# PROMPT
Give back the records below exactly, every one, with no pictures.

Stored items:
• • • • • • •

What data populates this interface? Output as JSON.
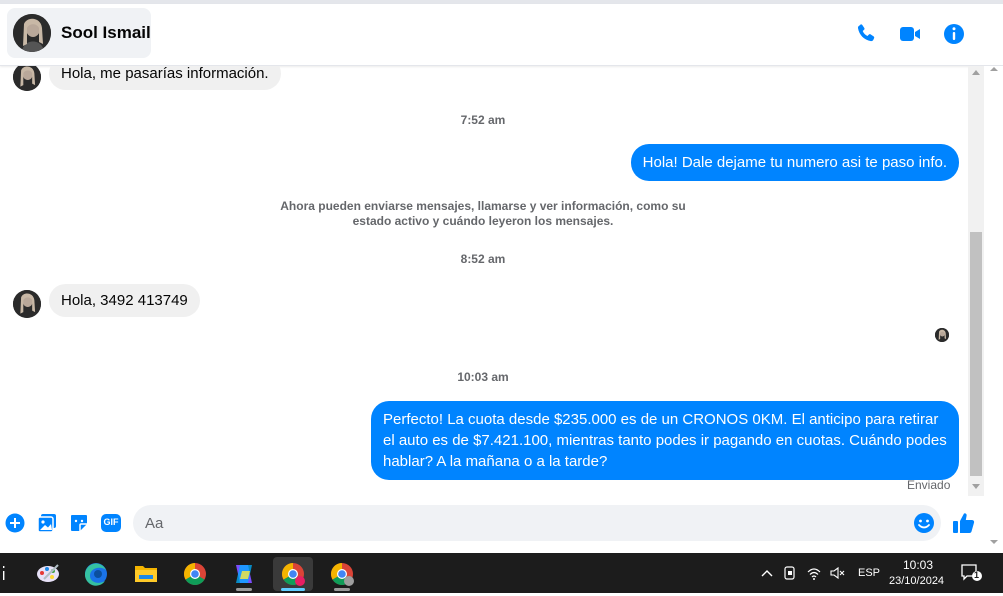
{
  "header": {
    "contact_name": "Sool Ismail",
    "icons": [
      "phone-icon",
      "video-camera-icon",
      "info-icon"
    ],
    "accent_color": "#0084ff"
  },
  "thread": {
    "messages": [
      {
        "direction": "incoming",
        "text": "Hola, me pasarías información."
      },
      {
        "type": "timestamp",
        "text": "7:52 am"
      },
      {
        "direction": "outgoing",
        "text": "Hola! Dale  dejame tu numero asi te paso info."
      },
      {
        "type": "system",
        "text": "Ahora pueden enviarse mensajes, llamarse y ver información, como su estado activo y cuándo leyeron los mensajes."
      },
      {
        "type": "timestamp",
        "text": "8:52 am"
      },
      {
        "direction": "incoming",
        "text": "Hola, 3492 413749"
      },
      {
        "type": "timestamp",
        "text": "10:03 am"
      },
      {
        "direction": "outgoing",
        "text": "Perfecto! La cuota desde $235.000 es de un CRONOS 0KM. El anticipo para retirar el auto es de $7.421.100, mientras tanto podes ir pagando en cuotas. Cuándo podes hablar? A la mañana o a la tarde?"
      }
    ],
    "delivery_status": "Enviado"
  },
  "composer": {
    "placeholder": "Aa",
    "value": "",
    "gif_label": "GIF",
    "icons": [
      "plus-icon",
      "image-icon",
      "sticker-icon",
      "gif-icon",
      "emoji-icon",
      "thumbs-up-icon"
    ]
  },
  "taskbar": {
    "apps": [
      "paint-icon",
      "edge-icon",
      "file-explorer-icon",
      "chrome-icon",
      "copilot-icon",
      "chrome-profile-c-icon",
      "chrome-profile-2-icon"
    ],
    "language": "ESP",
    "time": "10:03",
    "date": "23/10/2024",
    "notification_count": "1"
  }
}
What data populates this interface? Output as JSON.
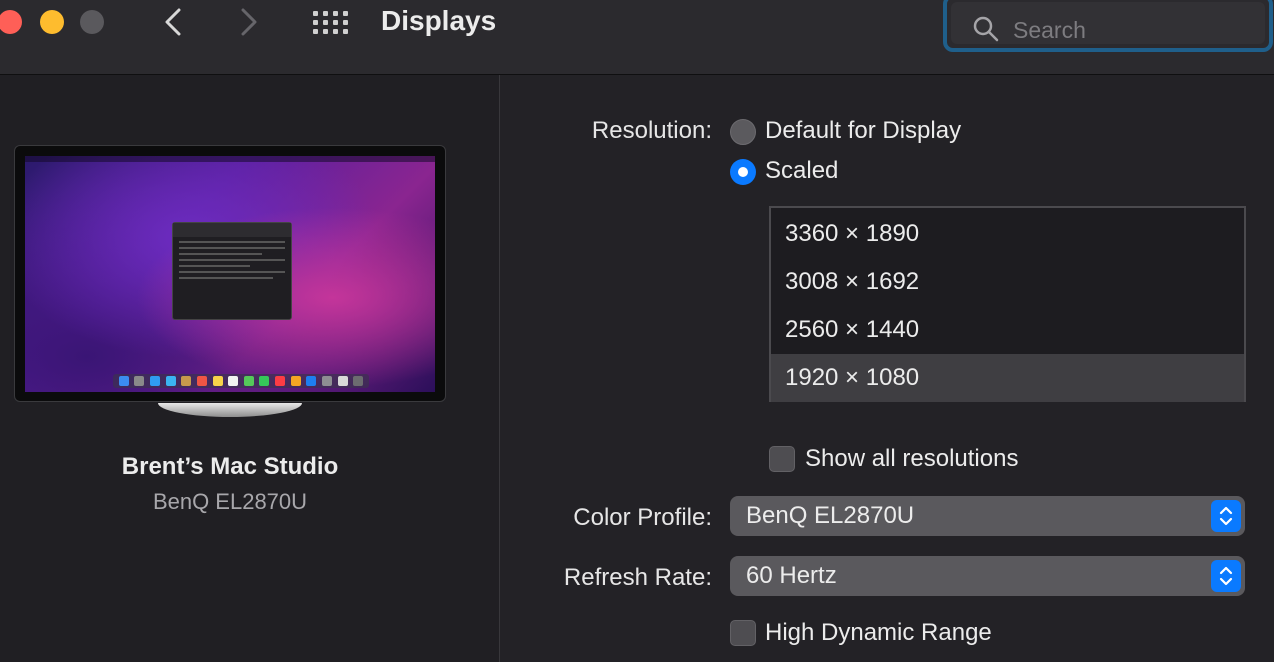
{
  "window": {
    "title": "Displays",
    "search_placeholder": "Search"
  },
  "sidebar": {
    "device_name": "Brent’s Mac Studio",
    "device_model": "BenQ EL2870U"
  },
  "resolution": {
    "label": "Resolution:",
    "option_default": "Default for Display",
    "option_scaled": "Scaled",
    "selected_option": "Scaled",
    "list": [
      "3360 × 1890",
      "3008 × 1692",
      "2560 × 1440",
      "1920 × 1080"
    ],
    "selected": "1920 × 1080"
  },
  "show_all": {
    "label": "Show all resolutions",
    "checked": false
  },
  "color_profile": {
    "label": "Color Profile:",
    "value": "BenQ EL2870U"
  },
  "refresh_rate": {
    "label": "Refresh Rate:",
    "value": "60 Hertz"
  },
  "hdr": {
    "label": "High Dynamic Range",
    "checked": false
  },
  "colors": {
    "accent": "#0a7aff",
    "close": "#fe5f57",
    "minimize": "#febc2e",
    "focus_ring": "#1f5f8b"
  }
}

• • • • • • •

# TASK RESPONSE
What data populates this interface? Output as JSON.
{
  "header": {
    "contact_name": "Sool Ismail",
    "icons": [
      "phone-icon",
      "video-camera-icon",
      "info-icon"
    ],
    "accent_color": "#0084ff"
  },
  "thread": {
    "messages": [
      {
        "direction": "incoming",
        "text": "Hola, me pasarías información."
      },
      {
        "type": "timestamp",
        "text": "7:52 am"
      },
      {
        "direction": "outgoing",
        "text": "Hola! Dale  dejame tu numero asi te paso info."
      },
      {
        "type": "system",
        "text": "Ahora pueden enviarse mensajes, llamarse y ver información, como su estado activo y cuándo leyeron los mensajes."
      },
      {
        "type": "timestamp",
        "text": "8:52 am"
      },
      {
        "direction": "incoming",
        "text": "Hola, 3492 413749"
      },
      {
        "type": "timestamp",
        "text": "10:03 am"
      },
      {
        "direction": "outgoing",
        "text": "Perfecto! La cuota desde $235.000 es de un CRONOS 0KM. El anticipo para retirar el auto es de $7.421.100, mientras tanto podes ir pagando en cuotas. Cuándo podes hablar? A la mañana o a la tarde?"
      }
    ],
    "delivery_status": "Enviado"
  },
  "composer": {
    "placeholder": "Aa",
    "value": "",
    "gif_label": "GIF",
    "icons": [
      "plus-icon",
      "image-icon",
      "sticker-icon",
      "gif-icon",
      "emoji-icon",
      "thumbs-up-icon"
    ]
  },
  "taskbar": {
    "apps": [
      "paint-icon",
      "edge-icon",
      "file-explorer-icon",
      "chrome-icon",
      "copilot-icon",
      "chrome-profile-c-icon",
      "chrome-profile-2-icon"
    ],
    "language": "ESP",
    "time": "10:03",
    "date": "23/10/2024",
    "notification_count": "1"
  }
}
What data populates this interface? Output as JSON.
{
  "window": {
    "title": "Displays",
    "search_placeholder": "Search"
  },
  "sidebar": {
    "device_name": "Brent’s Mac Studio",
    "device_model": "BenQ EL2870U"
  },
  "resolution": {
    "label": "Resolution:",
    "option_default": "Default for Display",
    "option_scaled": "Scaled",
    "selected_option": "Scaled",
    "list": [
      "3360 × 1890",
      "3008 × 1692",
      "2560 × 1440",
      "1920 × 1080"
    ],
    "selected": "1920 × 1080"
  },
  "show_all": {
    "label": "Show all resolutions",
    "checked": false
  },
  "color_profile": {
    "label": "Color Profile:",
    "value": "BenQ EL2870U"
  },
  "refresh_rate": {
    "label": "Refresh Rate:",
    "value": "60 Hertz"
  },
  "hdr": {
    "label": "High Dynamic Range",
    "checked": false
  },
  "colors": {
    "accent": "#0a7aff",
    "close": "#fe5f57",
    "minimize": "#febc2e",
    "focus_ring": "#1f5f8b"
  }
}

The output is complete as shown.